Write out the data below exactly as given, without any of its pictures.
-- start INFORMATION SUPPLIED --
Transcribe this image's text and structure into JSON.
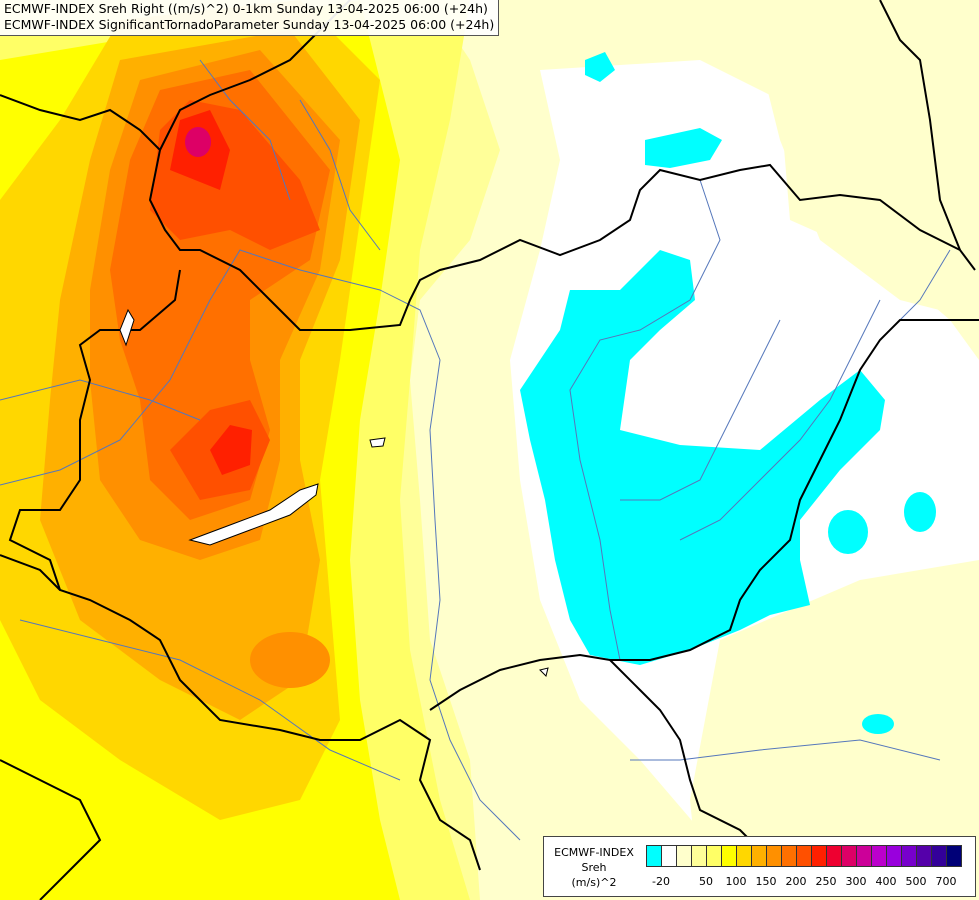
{
  "title": {
    "line1": "ECMWF-INDEX Sreh Right ((m/s)^2) 0-1km Sunday 13-04-2025 06:00 (+24h)",
    "line2": "ECMWF-INDEX SignificantTornadoParameter Sunday 13-04-2025 06:00 (+24h)"
  },
  "legend": {
    "line1": "ECMWF-INDEX",
    "line2": "Sreh",
    "line3": "(m/s)^2",
    "swatch_colors": [
      "#00ffff",
      "#ffffff",
      "#ffffcc",
      "#ffff99",
      "#ffff66",
      "#ffff00",
      "#ffd700",
      "#ffb000",
      "#ff9000",
      "#ff7000",
      "#ff5000",
      "#ff2000",
      "#ee0030",
      "#dd0066",
      "#cc0099",
      "#bb00cc",
      "#9900dd",
      "#7700cc",
      "#5500aa",
      "#330099",
      "#000077"
    ],
    "tick_labels": [
      "-20",
      "50",
      "100",
      "150",
      "200",
      "250",
      "300",
      "400",
      "500",
      "700"
    ]
  },
  "map": {
    "colors": {
      "cyan": "#00ffff",
      "white": "#ffffff",
      "pale_yellow": "#ffffcc",
      "light_yellow": "#ffff99",
      "yellow": "#ffff66",
      "strong_yellow": "#ffff00",
      "gold": "#ffd700",
      "orange_light": "#ffb000",
      "orange": "#ff9000",
      "orange_dark": "#ff7000",
      "red_orange": "#ff5000",
      "red": "#ff2000",
      "crimson": "#dd0066",
      "border": "#000000",
      "river": "#5577bb"
    }
  }
}
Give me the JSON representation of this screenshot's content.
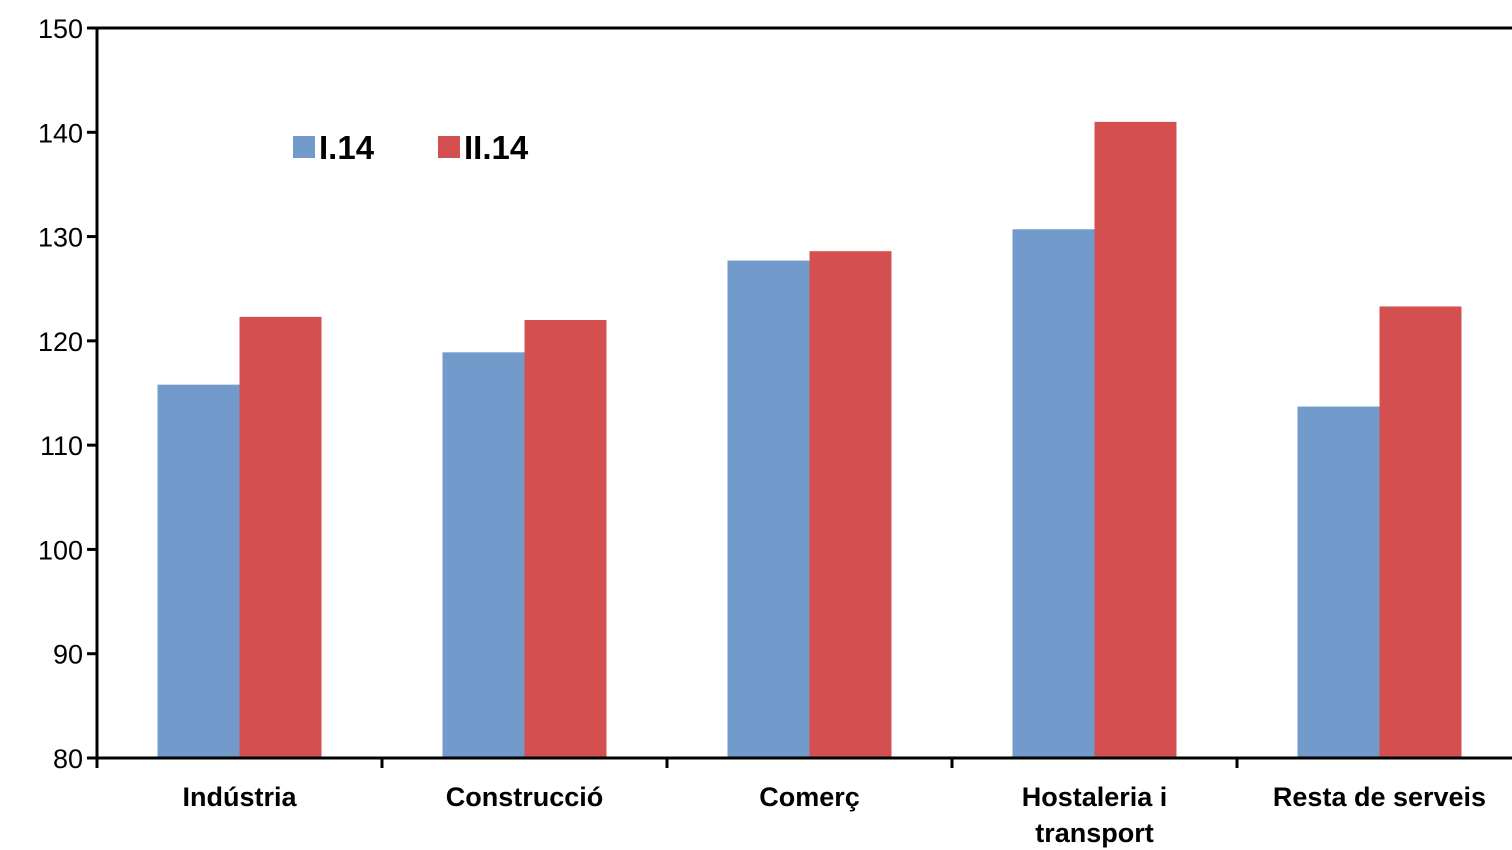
{
  "chart_data": {
    "type": "bar",
    "title": "",
    "xlabel": "",
    "ylabel": "",
    "ylim": [
      80,
      150
    ],
    "yticks": [
      80,
      90,
      100,
      110,
      120,
      130,
      140,
      150
    ],
    "grid": false,
    "legend_position": "top-left",
    "categories": [
      [
        "Indústria"
      ],
      [
        "Construcció"
      ],
      [
        "Comerç"
      ],
      [
        "Hostaleria i",
        "transport"
      ],
      [
        "Resta de serveis"
      ]
    ],
    "series": [
      {
        "name": "I.14",
        "color": "#729aca",
        "values": [
          115.8,
          118.9,
          127.7,
          130.7,
          113.7
        ]
      },
      {
        "name": "II.14",
        "color": "#d45050",
        "values": [
          122.3,
          122.0,
          128.6,
          141.0,
          123.3
        ]
      }
    ]
  }
}
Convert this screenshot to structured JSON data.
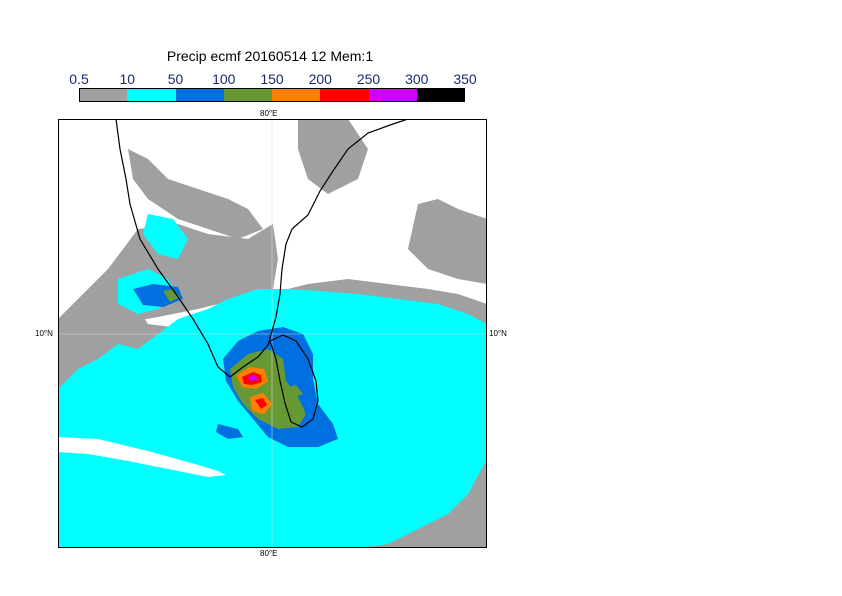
{
  "title": "Precip ecmf 20160514 12 Mem:1",
  "colorbar": {
    "ticks": [
      "0.5",
      "10",
      "50",
      "100",
      "150",
      "200",
      "250",
      "300",
      "350"
    ],
    "bins": [
      {
        "color": "#a0a0a0"
      },
      {
        "color": "#00ffff"
      },
      {
        "color": "#0070e0"
      },
      {
        "color": "#669933"
      },
      {
        "color": "#ff8000"
      },
      {
        "color": "#ff0000"
      },
      {
        "color": "#cc00ff"
      },
      {
        "color": "#000000"
      }
    ]
  },
  "axes": {
    "top_lon": "80°E",
    "bottom_lon": "80°E",
    "left_lat": "10°N",
    "right_lat": "10°N"
  },
  "map_colors": {
    "background": "#ffffff",
    "coast": "#000000",
    "gridline": "#d8d8d8"
  }
}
-- end INFORMATION SUPPLIED --
**CORRECT ANSWER**
Transcribe this image's text and structure into JSON.
{
  "title": {
    "line1": "ECMWF-INDEX Sreh Right ((m/s)^2) 0-1km Sunday 13-04-2025 06:00 (+24h)",
    "line2": "ECMWF-INDEX SignificantTornadoParameter Sunday 13-04-2025 06:00 (+24h)"
  },
  "legend": {
    "line1": "ECMWF-INDEX",
    "line2": "Sreh",
    "line3": "(m/s)^2",
    "swatch_colors": [
      "#00ffff",
      "#ffffff",
      "#ffffcc",
      "#ffff99",
      "#ffff66",
      "#ffff00",
      "#ffd700",
      "#ffb000",
      "#ff9000",
      "#ff7000",
      "#ff5000",
      "#ff2000",
      "#ee0030",
      "#dd0066",
      "#cc0099",
      "#bb00cc",
      "#9900dd",
      "#7700cc",
      "#5500aa",
      "#330099",
      "#000077"
    ],
    "tick_labels": [
      "-20",
      "50",
      "100",
      "150",
      "200",
      "250",
      "300",
      "400",
      "500",
      "700"
    ]
  },
  "map": {
    "colors": {
      "cyan": "#00ffff",
      "white": "#ffffff",
      "pale_yellow": "#ffffcc",
      "light_yellow": "#ffff99",
      "yellow": "#ffff66",
      "strong_yellow": "#ffff00",
      "gold": "#ffd700",
      "orange_light": "#ffb000",
      "orange": "#ff9000",
      "orange_dark": "#ff7000",
      "red_orange": "#ff5000",
      "red": "#ff2000",
      "crimson": "#dd0066",
      "border": "#000000",
      "river": "#5577bb"
    }
  }
}
Give me the JSON representation of this screenshot's content.
{
  "chart_data": {
    "type": "bar",
    "title": "",
    "xlabel": "",
    "ylabel": "",
    "ylim": [
      80,
      150
    ],
    "yticks": [
      80,
      90,
      100,
      110,
      120,
      130,
      140,
      150
    ],
    "grid": false,
    "legend_position": "top-left",
    "categories": [
      [
        "Indústria"
      ],
      [
        "Construcció"
      ],
      [
        "Comerç"
      ],
      [
        "Hostaleria i",
        "transport"
      ],
      [
        "Resta de serveis"
      ]
    ],
    "series": [
      {
        "name": "I.14",
        "color": "#729aca",
        "values": [
          115.8,
          118.9,
          127.7,
          130.7,
          113.7
        ]
      },
      {
        "name": "II.14",
        "color": "#d45050",
        "values": [
          122.3,
          122.0,
          128.6,
          141.0,
          123.3
        ]
      }
    ]
  }
}
Convert this screenshot to structured JSON data.
{
  "title": "Precip ecmf 20160514 12 Mem:1",
  "colorbar": {
    "ticks": [
      "0.5",
      "10",
      "50",
      "100",
      "150",
      "200",
      "250",
      "300",
      "350"
    ],
    "bins": [
      {
        "color": "#a0a0a0"
      },
      {
        "color": "#00ffff"
      },
      {
        "color": "#0070e0"
      },
      {
        "color": "#669933"
      },
      {
        "color": "#ff8000"
      },
      {
        "color": "#ff0000"
      },
      {
        "color": "#cc00ff"
      },
      {
        "color": "#000000"
      }
    ]
  },
  "axes": {
    "top_lon": "80°E",
    "bottom_lon": "80°E",
    "left_lat": "10°N",
    "right_lat": "10°N"
  },
  "map_colors": {
    "background": "#ffffff",
    "coast": "#000000",
    "gridline": "#d8d8d8"
  }
}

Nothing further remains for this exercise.